Exercise description: Which lines in the records below contain the word "学会在景物之间用方位词进行衔接"? Copy each one out.

Given entries:

══════════════════════════════

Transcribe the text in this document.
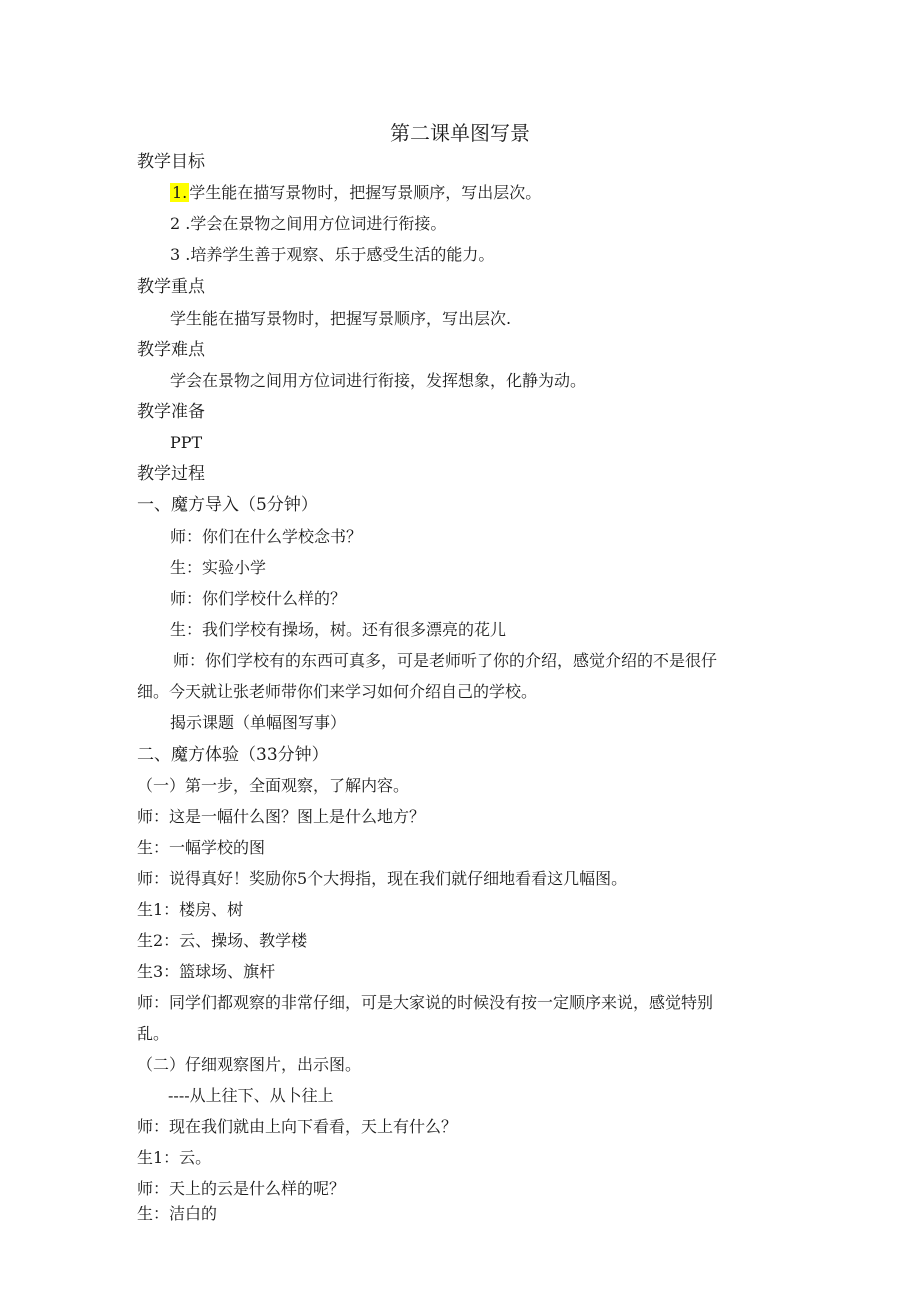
第二课单图写景
教学目标
1. 学生能在描写景物时，把握写景顺序，写出层次。
2 .学会在景物之间用方位词进行衔接。
3 .培养学生善于观察、乐于感受生活的能力。
教学重点
学生能在描写景物时，把握写景顺序，写出层次.
教学难点
学会在景物之间用方位词进行衔接，发挥想象，化静为动。
教学准备
PPT
教学过程
一、魔方导入（5分钟）
师：你们在什么学校念书？
生：实验小学
师：你们学校什么样的？
生：我们学校有操场，树。还有很多漂亮的花儿
师：你们学校有的东西可真多，可是老师听了你的介绍，感觉介绍的不是很仔
细。今天就让张老师带你们来学习如何介绍自己的学校。
揭示课题（单幅图写事）
二、魔方体验（33分钟）
（一）第一步，全面观察，了解内容。
师：这是一幅什么图？图上是什么地方？
生：一幅学校的图
师：说得真好！奖励你5个大拇指，现在我们就仔细地看看这几幅图。
生1：楼房、树
生2：云、操场、教学楼
生3：篮球场、旗杆
师：同学们都观察的非常仔细，可是大家说的时候没有按一定顺序来说，感觉特别
乱。
（二）仔细观察图片，出示图。
----从上往下、从卜往上
师：现在我们就由上向下看看，天上有什么？
生1：云。
师：天上的云是什么样的呢？
生：洁白的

══════════════════════════════

Solved problem:
2 .学会在景物之间用方位词进行衔接。
学会在景物之间用方位词进行衔接，发挥想象，化静为动。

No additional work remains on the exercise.